» Challenge
Extract all lines in the data that contain the word "ylabel".

— start of Available data —

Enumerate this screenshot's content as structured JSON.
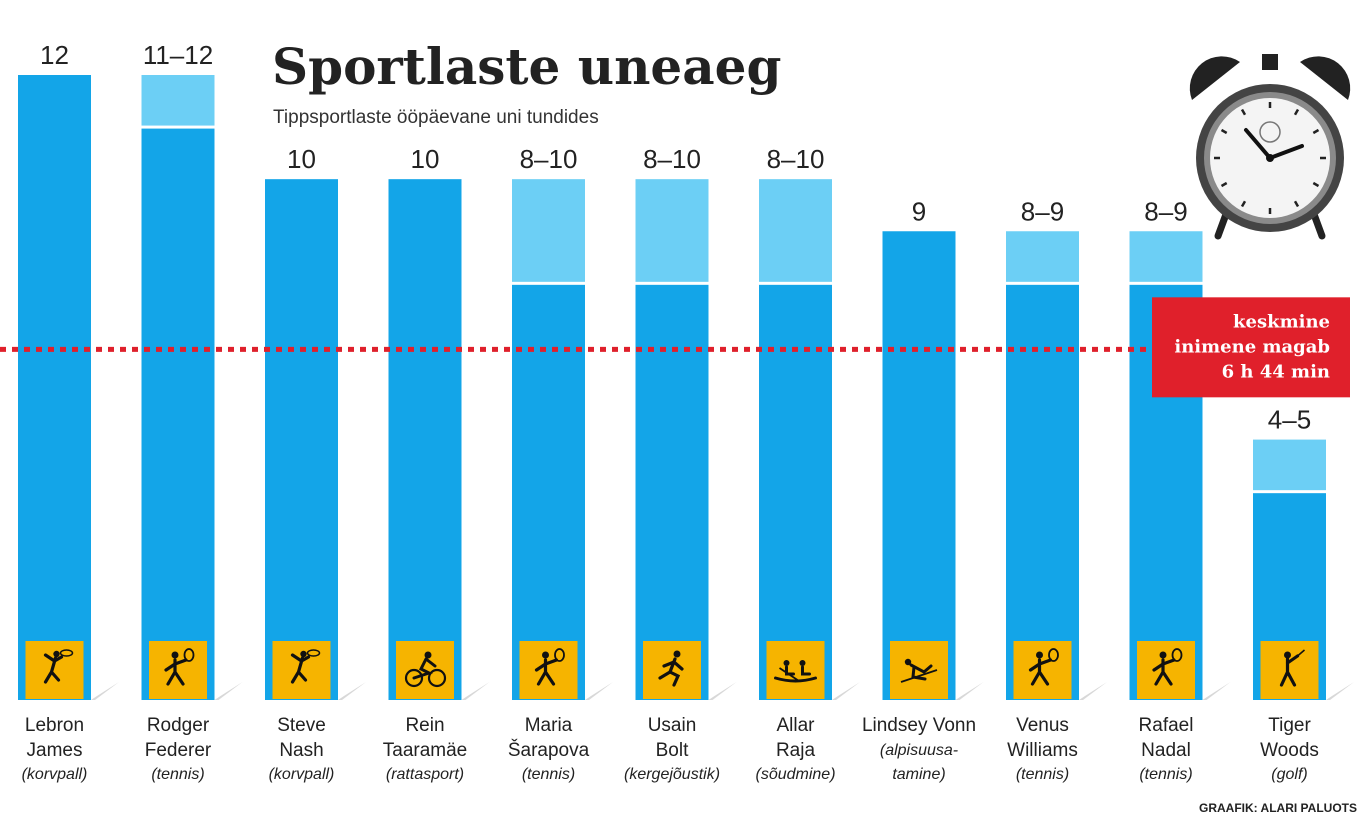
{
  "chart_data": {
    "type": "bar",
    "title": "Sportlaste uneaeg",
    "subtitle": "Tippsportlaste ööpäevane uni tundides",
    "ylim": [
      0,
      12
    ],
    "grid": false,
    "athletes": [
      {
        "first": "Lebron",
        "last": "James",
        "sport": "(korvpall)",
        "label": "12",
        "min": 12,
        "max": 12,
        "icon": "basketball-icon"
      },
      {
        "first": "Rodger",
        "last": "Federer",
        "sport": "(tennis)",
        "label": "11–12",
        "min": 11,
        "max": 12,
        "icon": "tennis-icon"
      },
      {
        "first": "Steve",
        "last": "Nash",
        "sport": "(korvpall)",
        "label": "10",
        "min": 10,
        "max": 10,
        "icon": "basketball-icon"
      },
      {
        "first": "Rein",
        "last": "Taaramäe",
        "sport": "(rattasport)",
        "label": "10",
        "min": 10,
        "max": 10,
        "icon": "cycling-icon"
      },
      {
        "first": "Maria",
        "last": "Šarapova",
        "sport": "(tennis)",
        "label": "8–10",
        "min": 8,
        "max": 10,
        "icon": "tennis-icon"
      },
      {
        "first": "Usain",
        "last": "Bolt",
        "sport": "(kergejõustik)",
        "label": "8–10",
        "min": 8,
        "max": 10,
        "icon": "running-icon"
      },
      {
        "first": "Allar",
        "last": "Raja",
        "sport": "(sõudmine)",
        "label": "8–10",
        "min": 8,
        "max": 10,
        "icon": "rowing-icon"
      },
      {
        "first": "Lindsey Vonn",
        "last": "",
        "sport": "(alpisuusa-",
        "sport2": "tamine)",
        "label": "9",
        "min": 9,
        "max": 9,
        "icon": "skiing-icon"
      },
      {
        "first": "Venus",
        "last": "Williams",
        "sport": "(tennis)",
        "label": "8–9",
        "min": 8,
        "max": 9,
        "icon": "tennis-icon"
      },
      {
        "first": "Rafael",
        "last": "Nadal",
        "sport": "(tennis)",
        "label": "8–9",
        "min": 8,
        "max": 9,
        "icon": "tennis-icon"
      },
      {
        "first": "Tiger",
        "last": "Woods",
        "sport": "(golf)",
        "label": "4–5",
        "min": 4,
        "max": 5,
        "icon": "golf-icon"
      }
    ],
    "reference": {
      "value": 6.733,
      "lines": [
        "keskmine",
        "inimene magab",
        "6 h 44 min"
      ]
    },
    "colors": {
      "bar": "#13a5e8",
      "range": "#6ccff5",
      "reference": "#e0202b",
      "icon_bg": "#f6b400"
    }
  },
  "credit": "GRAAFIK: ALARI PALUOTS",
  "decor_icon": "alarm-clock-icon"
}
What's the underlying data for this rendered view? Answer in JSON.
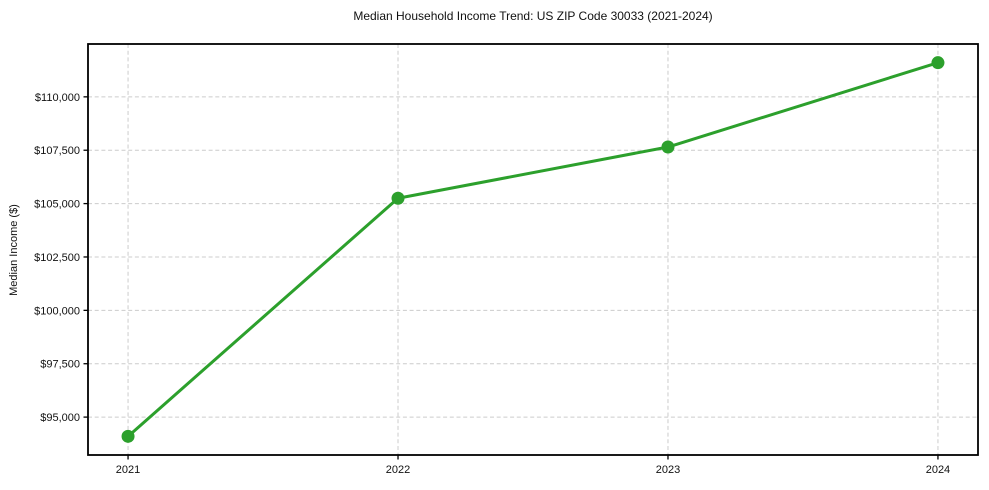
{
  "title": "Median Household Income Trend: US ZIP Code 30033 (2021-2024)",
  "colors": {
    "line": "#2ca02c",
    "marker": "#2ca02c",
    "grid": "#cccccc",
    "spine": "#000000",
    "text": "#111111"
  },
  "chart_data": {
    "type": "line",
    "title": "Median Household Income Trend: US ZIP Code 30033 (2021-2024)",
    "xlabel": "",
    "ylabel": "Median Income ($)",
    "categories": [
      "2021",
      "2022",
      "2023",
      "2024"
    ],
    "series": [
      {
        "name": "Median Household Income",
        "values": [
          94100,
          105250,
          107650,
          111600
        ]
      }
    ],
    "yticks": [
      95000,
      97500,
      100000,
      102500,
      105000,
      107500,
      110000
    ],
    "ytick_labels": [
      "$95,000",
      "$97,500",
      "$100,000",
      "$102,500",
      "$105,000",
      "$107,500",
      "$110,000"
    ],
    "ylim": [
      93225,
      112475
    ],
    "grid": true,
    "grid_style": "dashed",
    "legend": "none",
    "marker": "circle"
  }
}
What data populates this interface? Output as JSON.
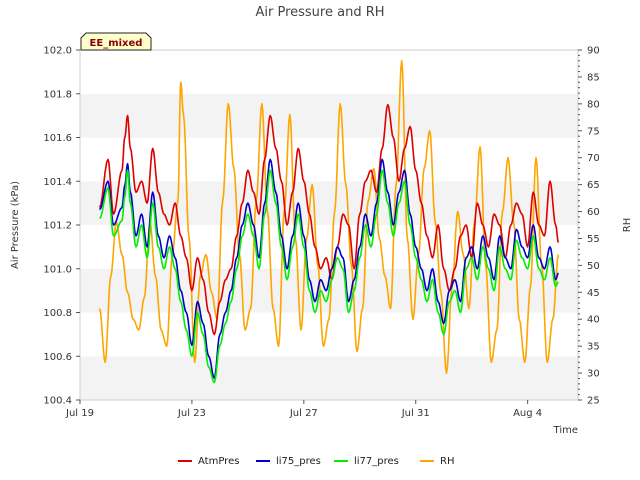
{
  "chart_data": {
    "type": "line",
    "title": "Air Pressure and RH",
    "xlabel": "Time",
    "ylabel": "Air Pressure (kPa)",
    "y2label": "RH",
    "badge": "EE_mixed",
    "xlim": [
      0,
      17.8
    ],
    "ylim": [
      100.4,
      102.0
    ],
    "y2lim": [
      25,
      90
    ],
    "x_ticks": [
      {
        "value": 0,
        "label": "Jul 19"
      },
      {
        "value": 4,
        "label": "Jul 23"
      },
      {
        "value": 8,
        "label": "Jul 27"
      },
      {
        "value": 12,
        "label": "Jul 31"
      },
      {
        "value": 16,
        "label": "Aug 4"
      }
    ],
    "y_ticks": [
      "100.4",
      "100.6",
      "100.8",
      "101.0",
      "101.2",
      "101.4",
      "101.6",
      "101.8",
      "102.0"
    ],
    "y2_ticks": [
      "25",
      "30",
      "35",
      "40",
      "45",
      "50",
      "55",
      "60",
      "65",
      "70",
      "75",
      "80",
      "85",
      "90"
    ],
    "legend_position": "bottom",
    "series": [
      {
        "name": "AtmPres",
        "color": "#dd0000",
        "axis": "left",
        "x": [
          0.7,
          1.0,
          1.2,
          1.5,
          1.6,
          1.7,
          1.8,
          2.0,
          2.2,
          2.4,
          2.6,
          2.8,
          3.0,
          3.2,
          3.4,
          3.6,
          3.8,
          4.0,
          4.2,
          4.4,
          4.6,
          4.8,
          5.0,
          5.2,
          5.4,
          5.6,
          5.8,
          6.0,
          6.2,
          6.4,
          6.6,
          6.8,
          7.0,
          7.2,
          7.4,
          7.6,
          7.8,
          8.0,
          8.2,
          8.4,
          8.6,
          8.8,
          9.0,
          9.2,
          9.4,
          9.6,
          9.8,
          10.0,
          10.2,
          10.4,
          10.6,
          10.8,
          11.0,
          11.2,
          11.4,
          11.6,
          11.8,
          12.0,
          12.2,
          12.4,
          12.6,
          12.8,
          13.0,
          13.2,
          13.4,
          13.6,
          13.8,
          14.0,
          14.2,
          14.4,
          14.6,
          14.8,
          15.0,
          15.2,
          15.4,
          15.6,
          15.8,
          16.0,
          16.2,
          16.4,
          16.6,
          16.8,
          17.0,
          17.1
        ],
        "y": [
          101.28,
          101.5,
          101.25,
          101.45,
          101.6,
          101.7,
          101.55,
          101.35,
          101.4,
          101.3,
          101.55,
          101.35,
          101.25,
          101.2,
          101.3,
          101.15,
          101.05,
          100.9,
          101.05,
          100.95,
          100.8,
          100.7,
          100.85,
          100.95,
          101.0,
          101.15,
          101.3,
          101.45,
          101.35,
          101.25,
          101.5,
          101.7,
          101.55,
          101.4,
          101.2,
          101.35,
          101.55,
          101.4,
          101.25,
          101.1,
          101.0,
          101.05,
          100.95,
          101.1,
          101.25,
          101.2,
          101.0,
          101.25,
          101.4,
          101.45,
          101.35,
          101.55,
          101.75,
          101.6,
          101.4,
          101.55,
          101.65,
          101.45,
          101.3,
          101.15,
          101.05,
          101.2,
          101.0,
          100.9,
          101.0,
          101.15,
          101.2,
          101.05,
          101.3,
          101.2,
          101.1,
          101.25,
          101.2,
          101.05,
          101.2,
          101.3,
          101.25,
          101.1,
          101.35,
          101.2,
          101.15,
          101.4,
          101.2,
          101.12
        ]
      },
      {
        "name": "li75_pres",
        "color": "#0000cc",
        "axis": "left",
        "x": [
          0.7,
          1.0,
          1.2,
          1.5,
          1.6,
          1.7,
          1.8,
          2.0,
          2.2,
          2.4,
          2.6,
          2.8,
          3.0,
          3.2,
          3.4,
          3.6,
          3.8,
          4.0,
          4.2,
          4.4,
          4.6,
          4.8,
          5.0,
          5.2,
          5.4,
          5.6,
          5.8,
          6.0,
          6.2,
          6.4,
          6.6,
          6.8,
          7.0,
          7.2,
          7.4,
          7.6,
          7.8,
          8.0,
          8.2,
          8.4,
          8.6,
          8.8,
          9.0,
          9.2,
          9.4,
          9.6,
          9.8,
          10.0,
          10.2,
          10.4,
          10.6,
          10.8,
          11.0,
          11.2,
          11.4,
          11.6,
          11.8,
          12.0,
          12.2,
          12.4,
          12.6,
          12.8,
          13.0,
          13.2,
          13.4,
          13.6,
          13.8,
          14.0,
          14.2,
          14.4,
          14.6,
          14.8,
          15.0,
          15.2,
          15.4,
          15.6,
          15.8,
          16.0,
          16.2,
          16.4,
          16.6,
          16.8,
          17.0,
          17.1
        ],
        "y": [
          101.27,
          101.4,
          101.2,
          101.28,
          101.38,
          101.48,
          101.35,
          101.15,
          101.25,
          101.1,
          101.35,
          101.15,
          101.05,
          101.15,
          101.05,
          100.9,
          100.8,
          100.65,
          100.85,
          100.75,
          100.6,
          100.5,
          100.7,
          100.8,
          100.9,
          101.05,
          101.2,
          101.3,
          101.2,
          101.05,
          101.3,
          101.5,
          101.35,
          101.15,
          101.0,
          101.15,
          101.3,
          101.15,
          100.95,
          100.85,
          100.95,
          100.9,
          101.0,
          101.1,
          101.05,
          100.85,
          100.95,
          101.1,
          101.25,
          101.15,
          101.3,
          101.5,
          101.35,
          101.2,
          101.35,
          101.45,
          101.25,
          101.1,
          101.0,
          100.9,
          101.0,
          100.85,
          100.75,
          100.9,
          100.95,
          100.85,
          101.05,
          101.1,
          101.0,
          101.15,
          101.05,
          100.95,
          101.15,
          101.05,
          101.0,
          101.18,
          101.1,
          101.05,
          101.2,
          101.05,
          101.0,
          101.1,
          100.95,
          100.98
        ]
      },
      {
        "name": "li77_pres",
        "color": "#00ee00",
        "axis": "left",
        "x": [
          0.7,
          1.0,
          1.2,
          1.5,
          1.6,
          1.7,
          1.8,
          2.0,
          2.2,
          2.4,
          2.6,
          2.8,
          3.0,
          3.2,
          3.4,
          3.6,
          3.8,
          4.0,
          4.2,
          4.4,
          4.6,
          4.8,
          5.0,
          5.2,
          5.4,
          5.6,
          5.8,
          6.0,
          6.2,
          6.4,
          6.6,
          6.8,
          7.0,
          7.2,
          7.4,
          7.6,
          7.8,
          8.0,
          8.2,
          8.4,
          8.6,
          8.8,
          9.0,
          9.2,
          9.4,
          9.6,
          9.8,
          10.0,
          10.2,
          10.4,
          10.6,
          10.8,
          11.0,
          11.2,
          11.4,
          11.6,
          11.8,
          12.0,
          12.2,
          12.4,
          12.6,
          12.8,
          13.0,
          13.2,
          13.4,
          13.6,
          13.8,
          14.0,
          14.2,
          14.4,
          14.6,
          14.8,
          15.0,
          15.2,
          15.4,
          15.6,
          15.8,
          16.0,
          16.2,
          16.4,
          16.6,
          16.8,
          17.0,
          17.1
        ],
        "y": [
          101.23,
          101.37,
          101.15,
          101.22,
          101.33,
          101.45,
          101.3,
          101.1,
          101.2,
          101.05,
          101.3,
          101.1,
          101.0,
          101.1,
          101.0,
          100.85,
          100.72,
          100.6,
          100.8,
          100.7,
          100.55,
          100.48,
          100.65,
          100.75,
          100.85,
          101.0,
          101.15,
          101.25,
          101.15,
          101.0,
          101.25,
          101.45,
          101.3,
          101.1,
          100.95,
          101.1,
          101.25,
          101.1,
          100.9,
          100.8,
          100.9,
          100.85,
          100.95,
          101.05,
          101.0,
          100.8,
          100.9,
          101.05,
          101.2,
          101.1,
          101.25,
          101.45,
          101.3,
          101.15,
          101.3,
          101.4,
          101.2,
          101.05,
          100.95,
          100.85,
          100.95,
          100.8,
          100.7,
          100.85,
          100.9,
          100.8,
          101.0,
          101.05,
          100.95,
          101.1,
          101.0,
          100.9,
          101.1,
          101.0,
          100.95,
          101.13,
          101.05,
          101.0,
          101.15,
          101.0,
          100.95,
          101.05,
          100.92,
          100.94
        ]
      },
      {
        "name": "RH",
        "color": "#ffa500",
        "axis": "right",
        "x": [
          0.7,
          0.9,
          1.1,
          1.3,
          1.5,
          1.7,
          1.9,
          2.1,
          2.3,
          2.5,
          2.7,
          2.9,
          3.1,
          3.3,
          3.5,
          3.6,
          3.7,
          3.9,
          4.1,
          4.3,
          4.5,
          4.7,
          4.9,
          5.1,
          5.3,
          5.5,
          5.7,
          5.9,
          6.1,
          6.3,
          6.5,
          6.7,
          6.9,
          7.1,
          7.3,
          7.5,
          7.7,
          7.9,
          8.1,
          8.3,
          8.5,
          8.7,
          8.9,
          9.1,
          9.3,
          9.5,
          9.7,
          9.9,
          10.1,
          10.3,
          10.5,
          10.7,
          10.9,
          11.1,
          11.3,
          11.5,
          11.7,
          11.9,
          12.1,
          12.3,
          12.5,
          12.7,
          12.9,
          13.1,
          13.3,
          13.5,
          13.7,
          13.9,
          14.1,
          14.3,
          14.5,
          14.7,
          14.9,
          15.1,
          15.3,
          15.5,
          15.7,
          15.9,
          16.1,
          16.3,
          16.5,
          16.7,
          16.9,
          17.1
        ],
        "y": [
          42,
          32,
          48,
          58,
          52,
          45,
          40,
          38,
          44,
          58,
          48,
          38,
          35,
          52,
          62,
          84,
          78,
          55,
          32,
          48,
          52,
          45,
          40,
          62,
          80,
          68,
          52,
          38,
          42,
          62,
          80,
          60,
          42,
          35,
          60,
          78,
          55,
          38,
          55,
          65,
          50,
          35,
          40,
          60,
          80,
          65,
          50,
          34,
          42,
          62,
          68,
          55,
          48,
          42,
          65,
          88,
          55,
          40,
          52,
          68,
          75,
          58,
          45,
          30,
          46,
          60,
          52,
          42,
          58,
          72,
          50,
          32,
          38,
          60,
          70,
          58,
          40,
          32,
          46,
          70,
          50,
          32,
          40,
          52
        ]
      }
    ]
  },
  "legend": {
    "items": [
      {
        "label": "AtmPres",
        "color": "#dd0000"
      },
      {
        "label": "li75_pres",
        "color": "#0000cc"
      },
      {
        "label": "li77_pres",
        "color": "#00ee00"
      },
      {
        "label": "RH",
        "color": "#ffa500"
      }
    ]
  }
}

— end of Available data —

» Complete response
    "ylabel": "Median Income ($)",
    "ylabel": "Air Pressure (kPa)",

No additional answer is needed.